= WORK TO COMPLETE =
Provide the data again in its entirety, exactly as given.

= ENTRIES SUPPLIED =
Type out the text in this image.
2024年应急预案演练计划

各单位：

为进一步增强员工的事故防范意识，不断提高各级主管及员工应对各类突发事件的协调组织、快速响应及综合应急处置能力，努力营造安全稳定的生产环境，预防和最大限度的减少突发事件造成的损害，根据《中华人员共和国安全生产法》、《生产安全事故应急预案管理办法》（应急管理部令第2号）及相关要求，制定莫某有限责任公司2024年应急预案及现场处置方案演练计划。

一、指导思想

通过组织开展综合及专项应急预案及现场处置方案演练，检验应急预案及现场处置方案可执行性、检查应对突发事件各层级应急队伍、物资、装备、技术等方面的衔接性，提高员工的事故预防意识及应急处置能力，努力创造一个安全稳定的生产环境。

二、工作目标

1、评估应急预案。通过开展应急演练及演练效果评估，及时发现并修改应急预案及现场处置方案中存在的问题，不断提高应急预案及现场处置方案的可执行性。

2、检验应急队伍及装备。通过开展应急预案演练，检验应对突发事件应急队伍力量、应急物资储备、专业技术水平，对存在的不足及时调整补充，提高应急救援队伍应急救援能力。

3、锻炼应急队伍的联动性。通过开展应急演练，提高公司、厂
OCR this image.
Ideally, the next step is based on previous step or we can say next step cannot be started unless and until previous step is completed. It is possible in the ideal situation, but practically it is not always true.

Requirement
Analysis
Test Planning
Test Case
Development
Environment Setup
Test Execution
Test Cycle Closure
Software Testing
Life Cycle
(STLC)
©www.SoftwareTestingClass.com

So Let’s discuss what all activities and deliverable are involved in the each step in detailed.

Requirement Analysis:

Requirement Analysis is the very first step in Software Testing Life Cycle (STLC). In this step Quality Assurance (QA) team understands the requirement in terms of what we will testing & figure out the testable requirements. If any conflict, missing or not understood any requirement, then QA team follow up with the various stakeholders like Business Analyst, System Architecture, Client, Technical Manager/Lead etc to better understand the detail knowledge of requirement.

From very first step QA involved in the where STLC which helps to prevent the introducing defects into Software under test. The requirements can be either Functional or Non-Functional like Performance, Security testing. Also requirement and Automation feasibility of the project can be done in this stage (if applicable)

= CORRECT RESPONSE =
Type out the text in this image.
2024年应急预案演练计划

各单位：

为进一步增强员工的事故防范意识，不断提高各级主管及员工应对各类突发事件的协调组织、快速响应及综合应急处置能力，努力营造安全稳定的生产环境，预防和最大限度的减少突发事件造成的损害，根据《中华人员共和国安全生产法》、《生产安全事故应急预案管理办法》（应急管理部令第2号）及相关要求，制定莫某有限责任公司2024年应急预案及现场处置方案演练计划。

一、指导思想

通过组织开展综合及专项应急预案及现场处置方案演练，检验应急预案及现场处置方案可执行性、检查应对突发事件各层级应急队伍、物资、装备、技术等方面的衔接性，提高员工的事故预防意识及应急处置能力，努力创造一个安全稳定的生产环境。

二、工作目标

1、评估应急预案。通过开展应急演练及演练效果评估，及时发现并修改应急预案及现场处置方案中存在的问题，不断提高应急预案及现场处置方案的可执行性。

2、检验应急队伍及装备。通过开展应急预案演练，检验应对突发事件应急队伍力量、应急物资储备、专业技术水平，对存在的不足及时调整补充，提高应急救援队伍应急救援能力。

3、锻炼应急队伍的联动性。通过开展应急演练，提高公司、厂
OCR this image.
Ideally, the next step is based on previous step or we can say next step cannot be started unless and until previous step is completed. It is possible in the ideal situation, but practically it is not always true.

Requirement
Analysis
Test Planning
Test Case
Development
Environment Setup
Test Execution
Test Cycle Closure
Software Testing
Life Cycle
(STLC)
©www.SoftwareTestingClass.com

So Let’s discuss what all activities and deliverable are involved in the each step in detailed.

Requirement Analysis:

Requirement Analysis is the very first step in Software Testing Life Cycle (STLC). In this step Quality Assurance (QA) team understands the requirement in terms of what we will testing & figure out the testable requirements. If any conflict, missing or not understood any requirement, then QA team follow up with the various stakeholders like Business Analyst, System Architecture, Client, Technical Manager/Lead etc to better understand the detail knowledge of requirement.

From very first step QA involved in the where STLC which helps to prevent the introducing defects into Software under test. The requirements can be either Functional or Non-Functional like Performance, Security testing. Also requirement and Automation feasibility of the project can be done in this stage (if applicable)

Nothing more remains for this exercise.